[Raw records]
-- begin --

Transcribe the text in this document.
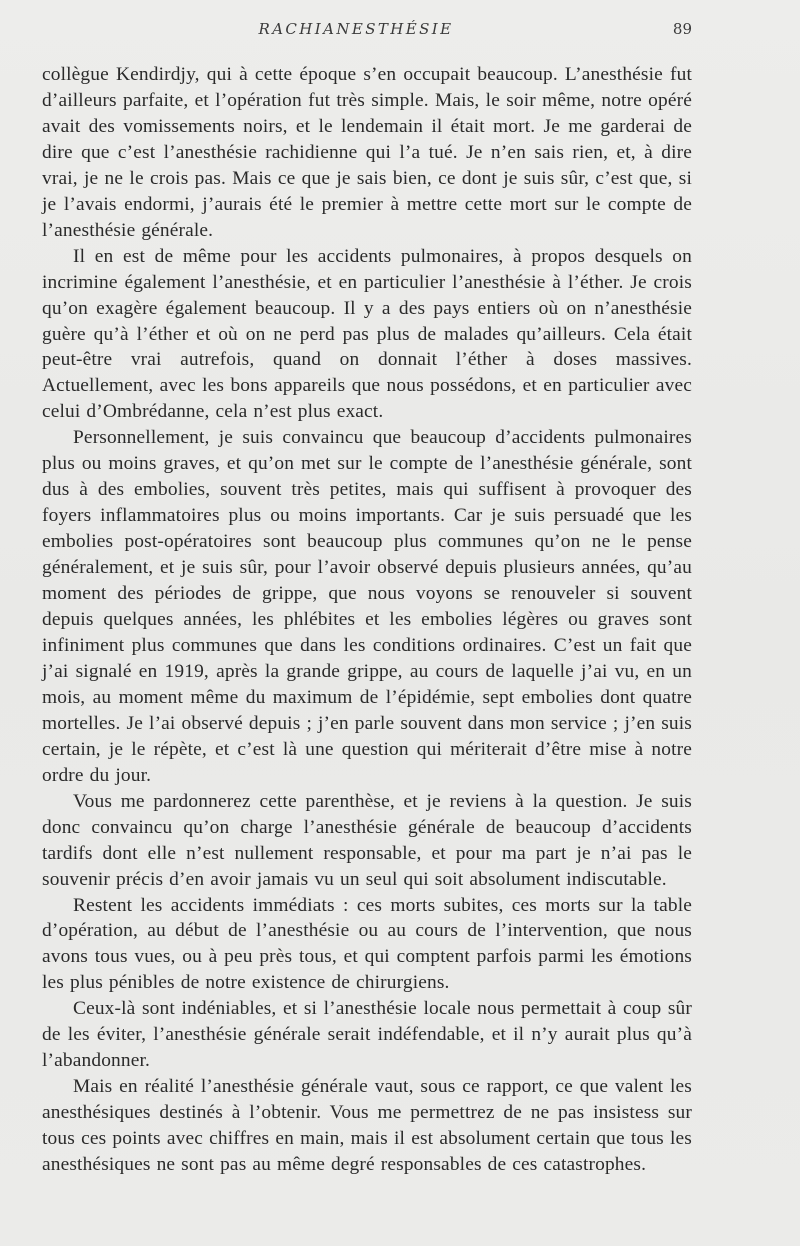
RACHIANESTHÉSIE	89

collègue Kendirdjy, qui à cette époque s’en occupait beaucoup. L’anesthésie fut d’ailleurs parfaite, et l’opération fut très simple. Mais, le soir même, notre opéré avait des vomissements noirs, et le lendemain il était mort. Je me garderai de dire que c’est l’anesthésie rachidienne qui l’a tué. Je n’en sais rien, et, à dire vrai, je ne le crois pas. Mais ce que je sais bien, ce dont je suis sûr, c’est que, si je l’avais endormi, j’aurais été le premier à mettre cette mort sur le compte de l’anesthésie générale.

Il en est de même pour les accidents pulmonaires, à propos desquels on incrimine également l’anesthésie, et en particulier l’anesthésie à l’éther. Je crois qu’on exagère également beaucoup. Il y a des pays entiers où on n’anesthésie guère qu’à l’éther et où on ne perd pas plus de malades qu’ailleurs. Cela était peut-être vrai autrefois, quand on donnait l’éther à doses massives. Actuellement, avec les bons appareils que nous possédons, et en particulier avec celui d’Ombrédanne, cela n’est plus exact.

Personnellement, je suis convaincu que beaucoup d’accidents pulmonaires plus ou moins graves, et qu’on met sur le compte de l’anesthésie générale, sont dus à des embolies, souvent très petites, mais qui suffisent à provoquer des foyers inflammatoires plus ou moins importants. Car je suis persuadé que les embolies post-opératoires sont beaucoup plus communes qu’on ne le pense généralement, et je suis sûr, pour l’avoir observé depuis plusieurs années, qu’au moment des périodes de grippe, que nous voyons se renouveler si souvent depuis quelques années, les phlébites et les embolies légères ou graves sont infiniment plus communes que dans les conditions ordinaires. C’est un fait que j’ai signalé en 1919, après la grande grippe, au cours de laquelle j’ai vu, en un mois, au moment même du maximum de l’épidémie, sept embolies dont quatre mortelles. Je l’ai observé depuis ; j’en parle souvent dans mon service ; j’en suis certain, je le répète, et c’est là une question qui mériterait d’être mise à notre ordre du jour.

Vous me pardonnerez cette parenthèse, et je reviens à la question. Je suis donc convaincu qu’on charge l’anesthésie générale de beaucoup d’accidents tardifs dont elle n’est nullement responsable, et pour ma part je n’ai pas le souvenir précis d’en avoir jamais vu un seul qui soit absolument indiscutable.

Restent les accidents immédiats : ces morts subites, ces morts sur la table d’opération, au début de l’anesthésie ou au cours de l’intervention, que nous avons tous vues, ou à peu près tous, et qui comptent parfois parmi les émotions les plus pénibles de notre existence de chirurgiens.

Ceux-là sont indéniables, et si l’anesthésie locale nous permettait à coup sûr de les éviter, l’anesthésie générale serait indéfendable, et il n’y aurait plus qu’à l’abandonner.

Mais en réalité l’anesthésie générale vaut, sous ce rapport, ce que valent les anesthésiques destinés à l’obtenir. Vous me permettrez de ne pas insistess sur tous ces points avec chiffres en main, mais il est absolument certain que tous les anesthésiques ne sont pas au même degré responsables de ces catastrophes.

-- end --

● Your objective:
Each record must be quoted in full and exactly. Do not include the pictures.

● Correct answer:
Transcribe the text in this document.
RACHIANESTHÉSIE	89

collègue Kendirdjy, qui à cette époque s’en occupait beaucoup. L’anesthésie fut d’ailleurs parfaite, et l’opération fut très simple. Mais, le soir même, notre opéré avait des vomissements noirs, et le lendemain il était mort. Je me garderai de dire que c’est l’anesthésie rachidienne qui l’a tué. Je n’en sais rien, et, à dire vrai, je ne le crois pas. Mais ce que je sais bien, ce dont je suis sûr, c’est que, si je l’avais endormi, j’aurais été le premier à mettre cette mort sur le compte de l’anesthésie générale.

Il en est de même pour les accidents pulmonaires, à propos desquels on incrimine également l’anesthésie, et en particulier l’anesthésie à l’éther. Je crois qu’on exagère également beaucoup. Il y a des pays entiers où on n’anesthésie guère qu’à l’éther et où on ne perd pas plus de malades qu’ailleurs. Cela était peut-être vrai autrefois, quand on donnait l’éther à doses massives. Actuellement, avec les bons appareils que nous possédons, et en particulier avec celui d’Ombrédanne, cela n’est plus exact.

Personnellement, je suis convaincu que beaucoup d’accidents pulmonaires plus ou moins graves, et qu’on met sur le compte de l’anesthésie générale, sont dus à des embolies, souvent très petites, mais qui suffisent à provoquer des foyers inflammatoires plus ou moins importants. Car je suis persuadé que les embolies post-opératoires sont beaucoup plus communes qu’on ne le pense généralement, et je suis sûr, pour l’avoir observé depuis plusieurs années, qu’au moment des périodes de grippe, que nous voyons se renouveler si souvent depuis quelques années, les phlébites et les embolies légères ou graves sont infiniment plus communes que dans les conditions ordinaires. C’est un fait que j’ai signalé en 1919, après la grande grippe, au cours de laquelle j’ai vu, en un mois, au moment même du maximum de l’épidémie, sept embolies dont quatre mortelles. Je l’ai observé depuis ; j’en parle souvent dans mon service ; j’en suis certain, je le répète, et c’est là une question qui mériterait d’être mise à notre ordre du jour.

Vous me pardonnerez cette parenthèse, et je reviens à la question. Je suis donc convaincu qu’on charge l’anesthésie générale de beaucoup d’accidents tardifs dont elle n’est nullement responsable, et pour ma part je n’ai pas le souvenir précis d’en avoir jamais vu un seul qui soit absolument indiscutable.

Restent les accidents immédiats : ces morts subites, ces morts sur la table d’opération, au début de l’anesthésie ou au cours de l’intervention, que nous avons tous vues, ou à peu près tous, et qui comptent parfois parmi les émotions les plus pénibles de notre existence de chirurgiens.

Ceux-là sont indéniables, et si l’anesthésie locale nous permettait à coup sûr de les éviter, l’anesthésie générale serait indéfendable, et il n’y aurait plus qu’à l’abandonner.

Mais en réalité l’anesthésie générale vaut, sous ce rapport, ce que valent les anesthésiques destinés à l’obtenir. Vous me permettrez de ne pas insistess sur tous ces points avec chiffres en main, mais il est absolument certain que tous les anesthésiques ne sont pas au même degré responsables de ces catastrophes.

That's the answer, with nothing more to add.